Extracts from a graphics dataset:
────
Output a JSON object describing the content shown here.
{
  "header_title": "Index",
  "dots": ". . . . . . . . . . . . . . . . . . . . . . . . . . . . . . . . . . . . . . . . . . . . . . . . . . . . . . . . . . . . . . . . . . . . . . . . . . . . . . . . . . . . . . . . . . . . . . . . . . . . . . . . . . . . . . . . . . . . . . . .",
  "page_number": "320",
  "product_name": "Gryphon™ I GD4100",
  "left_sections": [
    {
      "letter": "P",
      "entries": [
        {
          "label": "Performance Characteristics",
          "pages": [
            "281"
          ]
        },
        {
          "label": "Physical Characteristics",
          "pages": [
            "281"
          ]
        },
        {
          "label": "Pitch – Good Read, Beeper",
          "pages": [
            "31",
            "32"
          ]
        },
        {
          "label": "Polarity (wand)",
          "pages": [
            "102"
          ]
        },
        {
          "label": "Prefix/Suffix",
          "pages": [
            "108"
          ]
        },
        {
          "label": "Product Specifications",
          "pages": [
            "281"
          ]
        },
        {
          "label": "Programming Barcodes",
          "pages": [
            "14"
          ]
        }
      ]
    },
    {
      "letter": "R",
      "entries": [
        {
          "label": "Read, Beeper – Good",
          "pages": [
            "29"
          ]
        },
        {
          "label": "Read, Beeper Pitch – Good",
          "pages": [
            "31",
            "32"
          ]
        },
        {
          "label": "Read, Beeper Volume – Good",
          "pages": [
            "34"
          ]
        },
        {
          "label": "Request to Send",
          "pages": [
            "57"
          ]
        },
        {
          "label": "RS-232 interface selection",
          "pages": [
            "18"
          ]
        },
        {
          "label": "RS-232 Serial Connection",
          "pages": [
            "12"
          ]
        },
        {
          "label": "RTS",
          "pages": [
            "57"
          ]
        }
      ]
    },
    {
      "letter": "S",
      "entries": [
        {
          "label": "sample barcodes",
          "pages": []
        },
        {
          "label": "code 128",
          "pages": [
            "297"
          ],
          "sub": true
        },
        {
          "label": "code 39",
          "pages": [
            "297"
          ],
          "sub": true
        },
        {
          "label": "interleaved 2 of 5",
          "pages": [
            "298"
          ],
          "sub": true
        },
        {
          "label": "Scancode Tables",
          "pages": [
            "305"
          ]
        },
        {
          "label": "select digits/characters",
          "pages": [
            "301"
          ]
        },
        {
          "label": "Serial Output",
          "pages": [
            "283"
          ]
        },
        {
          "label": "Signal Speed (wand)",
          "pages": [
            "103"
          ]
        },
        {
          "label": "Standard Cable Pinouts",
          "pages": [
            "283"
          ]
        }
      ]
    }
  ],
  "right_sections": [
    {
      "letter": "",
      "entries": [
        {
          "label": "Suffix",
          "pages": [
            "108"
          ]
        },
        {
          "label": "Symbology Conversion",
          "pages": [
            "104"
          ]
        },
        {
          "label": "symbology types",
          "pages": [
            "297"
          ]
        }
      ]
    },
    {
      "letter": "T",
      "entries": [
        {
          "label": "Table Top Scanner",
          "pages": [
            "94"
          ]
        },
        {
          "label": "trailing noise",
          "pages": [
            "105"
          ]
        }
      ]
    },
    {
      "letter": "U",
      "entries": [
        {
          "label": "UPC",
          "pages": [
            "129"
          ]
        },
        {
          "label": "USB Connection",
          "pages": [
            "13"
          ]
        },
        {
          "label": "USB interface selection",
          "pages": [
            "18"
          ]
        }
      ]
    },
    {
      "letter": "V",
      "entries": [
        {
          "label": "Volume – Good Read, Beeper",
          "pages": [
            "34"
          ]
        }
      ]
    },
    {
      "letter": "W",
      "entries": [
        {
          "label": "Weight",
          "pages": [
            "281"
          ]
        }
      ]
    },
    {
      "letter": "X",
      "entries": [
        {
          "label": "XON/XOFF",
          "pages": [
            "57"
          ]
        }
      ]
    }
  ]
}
────
§ **Work instructions**
Restate all of the entries exactly, please.

§ **Output below**
Output a JSON object describing the content shown here.
{
  "header_title": "Index",
  "dots": ". . . . . . . . . . . . . . . . . . . . . . . . . . . . . . . . . . . . . . . . . . . . . . . . . . . . . . . . . . . . . . . . . . . . . . . . . . . . . . . . . . . . . . . . . . . . . . . . . . . . . . . . . . . . . . . . . . . . . . . .",
  "page_number": "320",
  "product_name": "Gryphon™ I GD4100",
  "left_sections": [
    {
      "letter": "P",
      "entries": [
        {
          "label": "Performance Characteristics",
          "pages": [
            "281"
          ]
        },
        {
          "label": "Physical Characteristics",
          "pages": [
            "281"
          ]
        },
        {
          "label": "Pitch – Good Read, Beeper",
          "pages": [
            "31",
            "32"
          ]
        },
        {
          "label": "Polarity (wand)",
          "pages": [
            "102"
          ]
        },
        {
          "label": "Prefix/Suffix",
          "pages": [
            "108"
          ]
        },
        {
          "label": "Product Specifications",
          "pages": [
            "281"
          ]
        },
        {
          "label": "Programming Barcodes",
          "pages": [
            "14"
          ]
        }
      ]
    },
    {
      "letter": "R",
      "entries": [
        {
          "label": "Read, Beeper – Good",
          "pages": [
            "29"
          ]
        },
        {
          "label": "Read, Beeper Pitch – Good",
          "pages": [
            "31",
            "32"
          ]
        },
        {
          "label": "Read, Beeper Volume – Good",
          "pages": [
            "34"
          ]
        },
        {
          "label": "Request to Send",
          "pages": [
            "57"
          ]
        },
        {
          "label": "RS-232 interface selection",
          "pages": [
            "18"
          ]
        },
        {
          "label": "RS-232 Serial Connection",
          "pages": [
            "12"
          ]
        },
        {
          "label": "RTS",
          "pages": [
            "57"
          ]
        }
      ]
    },
    {
      "letter": "S",
      "entries": [
        {
          "label": "sample barcodes",
          "pages": []
        },
        {
          "label": "code 128",
          "pages": [
            "297"
          ],
          "sub": true
        },
        {
          "label": "code 39",
          "pages": [
            "297"
          ],
          "sub": true
        },
        {
          "label": "interleaved 2 of 5",
          "pages": [
            "298"
          ],
          "sub": true
        },
        {
          "label": "Scancode Tables",
          "pages": [
            "305"
          ]
        },
        {
          "label": "select digits/characters",
          "pages": [
            "301"
          ]
        },
        {
          "label": "Serial Output",
          "pages": [
            "283"
          ]
        },
        {
          "label": "Signal Speed (wand)",
          "pages": [
            "103"
          ]
        },
        {
          "label": "Standard Cable Pinouts",
          "pages": [
            "283"
          ]
        }
      ]
    }
  ],
  "right_sections": [
    {
      "letter": "",
      "entries": [
        {
          "label": "Suffix",
          "pages": [
            "108"
          ]
        },
        {
          "label": "Symbology Conversion",
          "pages": [
            "104"
          ]
        },
        {
          "label": "symbology types",
          "pages": [
            "297"
          ]
        }
      ]
    },
    {
      "letter": "T",
      "entries": [
        {
          "label": "Table Top Scanner",
          "pages": [
            "94"
          ]
        },
        {
          "label": "trailing noise",
          "pages": [
            "105"
          ]
        }
      ]
    },
    {
      "letter": "U",
      "entries": [
        {
          "label": "UPC",
          "pages": [
            "129"
          ]
        },
        {
          "label": "USB Connection",
          "pages": [
            "13"
          ]
        },
        {
          "label": "USB interface selection",
          "pages": [
            "18"
          ]
        }
      ]
    },
    {
      "letter": "V",
      "entries": [
        {
          "label": "Volume – Good Read, Beeper",
          "pages": [
            "34"
          ]
        }
      ]
    },
    {
      "letter": "W",
      "entries": [
        {
          "label": "Weight",
          "pages": [
            "281"
          ]
        }
      ]
    },
    {
      "letter": "X",
      "entries": [
        {
          "label": "XON/XOFF",
          "pages": [
            "57"
          ]
        }
      ]
    }
  ]
}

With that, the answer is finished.